- _EXTRAIT DU TEXTE_:
--*--

Coup de théâtre !·Les classiques c'est fantastique

La Machine infernale – Jean Cocteau

Pour que les dieux s’amusent beaucoup, il importe que leur victime tombe de haut.

Ils n’ont rien d’anodin ces mots. Et d’autant plus lorsqu’ils vous sont jetés au visage dès les premières pages d’une tragédie que le grand Cocteau choisi de s’approprier, pour mieux nous relater la chute du héros à la lignée maudite.

Anubis: Beaucoup d’hommes naissent aveugles et ils ne s’en aperçoivent que le jour où une bonne vérité leur crève les yeux.

L’histoire, nous la connaissons tous. Celle de l’Oracle qui prédit à ce couple royal un destin funeste. L’enfant tant désiré tuera son père pour épouser sa mère. Parricide et inceste, ou toute l’horreur du crime incarnée par un seul homme. Et quoi que fassent les hommes, quels que soit la ruse et le détour élaborés pour contourner les paroles sacrées, une seule chose est sûre : on ne peut échapper aux paroles prophétiques des oracles.

Le Sphinx: Et tu demanderais grâce et tu n’aurais pas à en avoir honte, car tu ne serais pas le premier, et j’en ai entendu de plus superbes appeler leur mère, et j’en ai vu de plus insolents fondre en larmes, et les moins démonstratifs étaient encore les plus faibles car ils s’évanouissaient en route, et il me fallait imiter les embaumeurs entre les mains desquels les morts sont des ivrognes qui ne savent même plus se tenir debout !

--*--

- _DONNÉES AFFICHÉES_:
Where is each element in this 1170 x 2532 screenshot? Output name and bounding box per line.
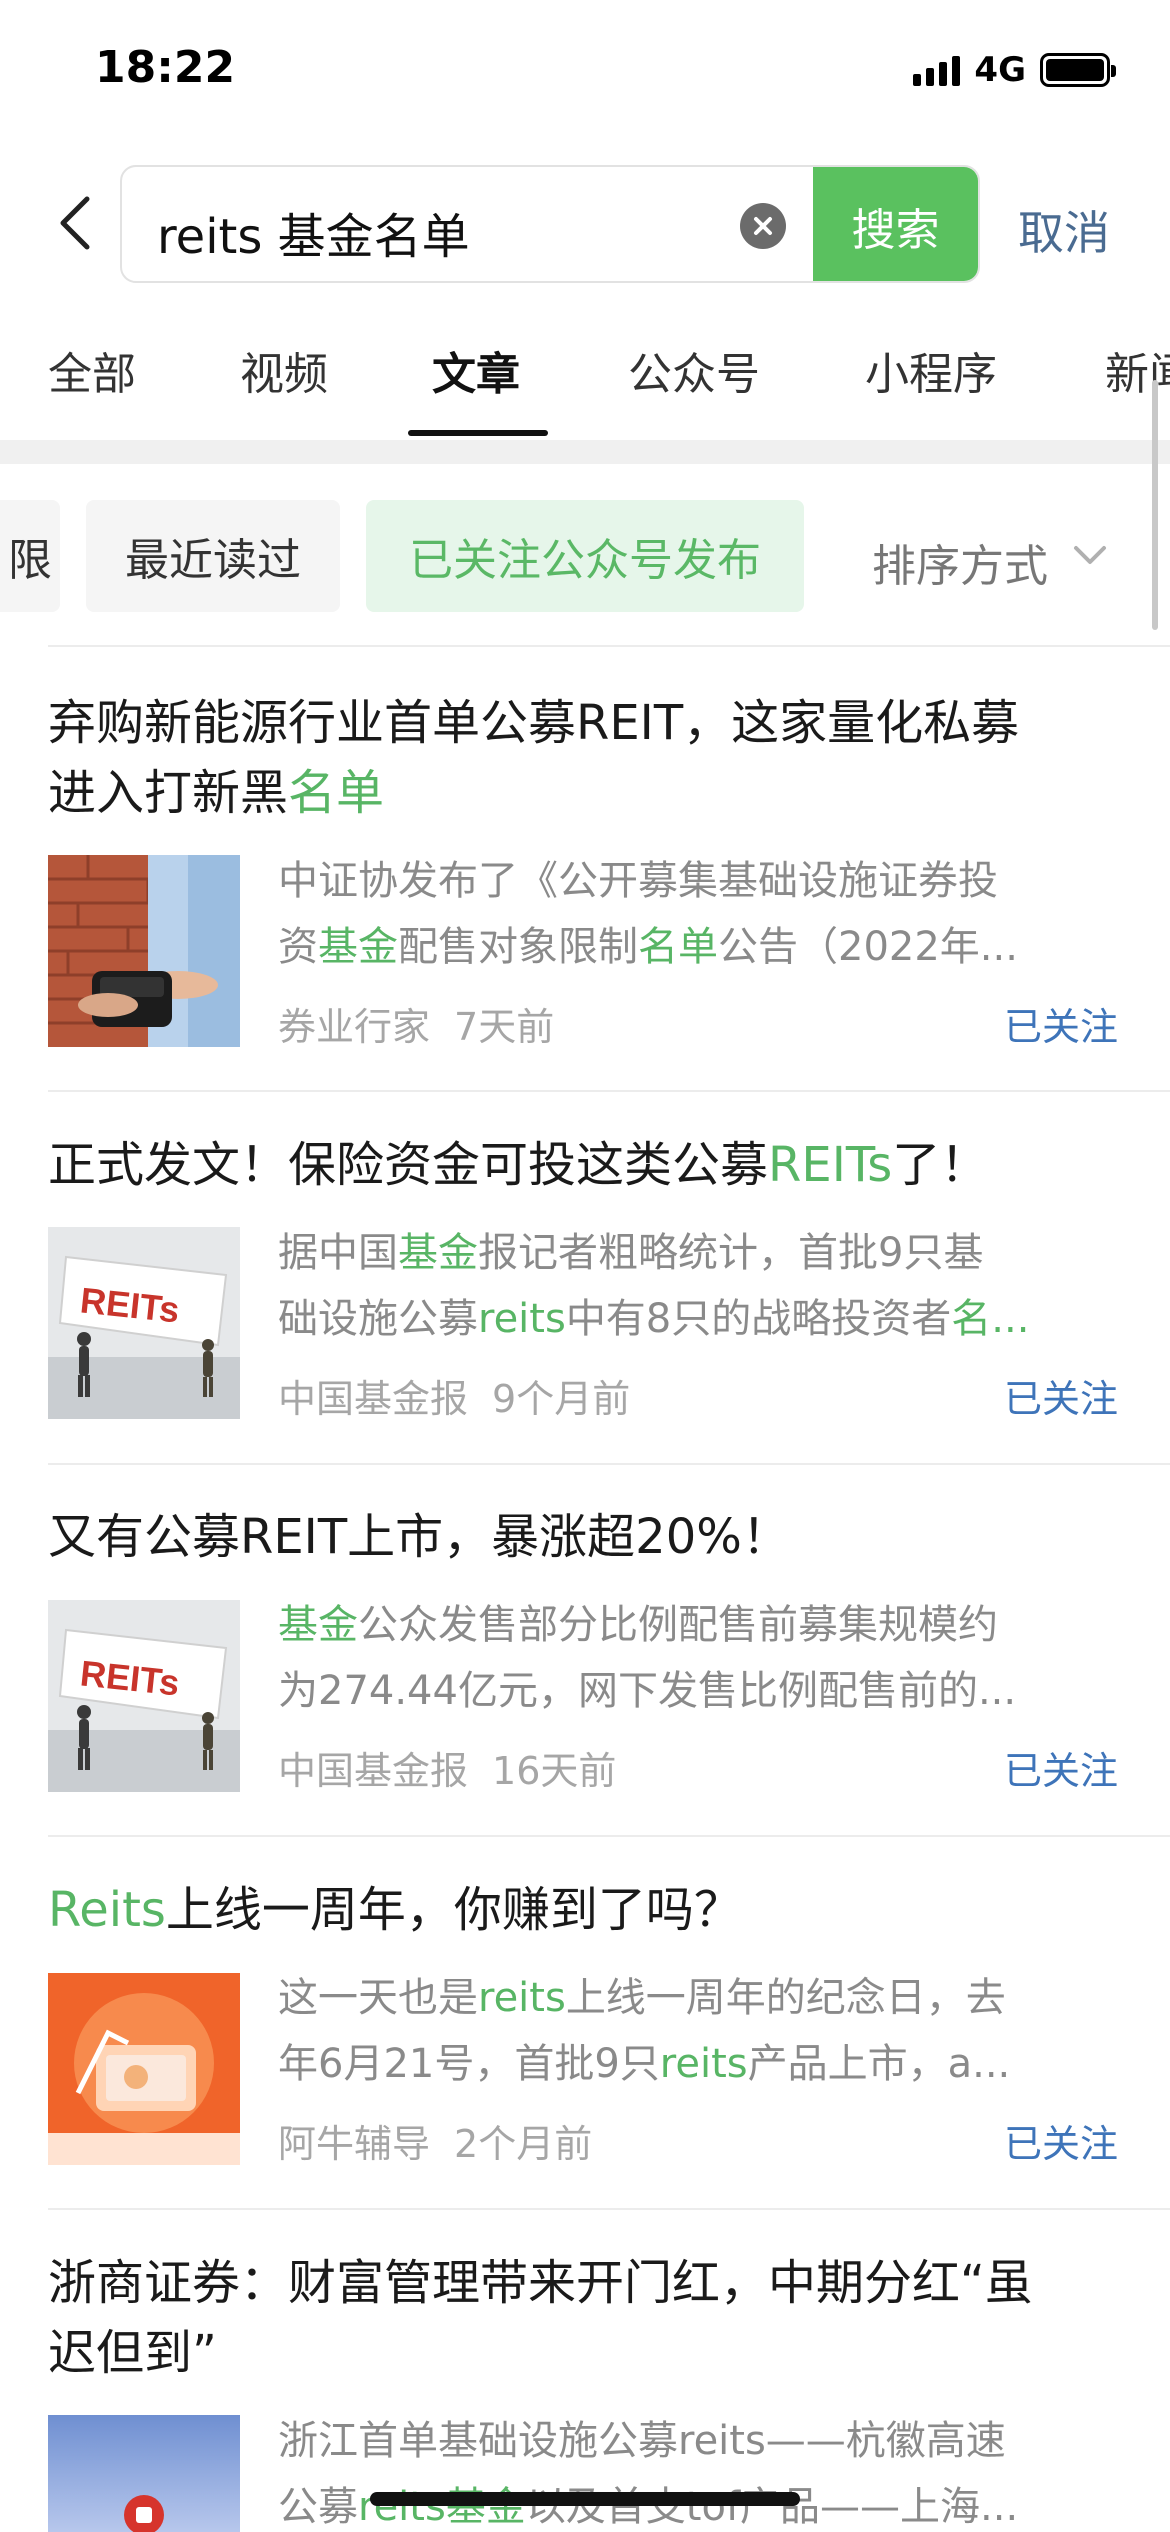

--*--

- _BUT VISÉ_:
Reprenez mot pour mot le passage du texte sur La Machine infernale qui commence aux mots « Le Sphinx: Et » et s'arrête après « tenir debout ! ».

- _RÉSULTAT ATTENDU_:
Le Sphinx: Et tu demanderais grâce et tu n’aurais pas à en avoir honte, car tu ne serais pas le premier, et j’en ai entendu de plus superbes appeler leur mère, et j’en ai vu de plus insolents fondre en larmes, et les moins démonstratifs étaient encore les plus faibles car ils s’évanouissaient en route, et il me fallait imiter les embaumeurs entre les mains desquels les morts sont des ivrognes qui ne savent même plus se tenir debout !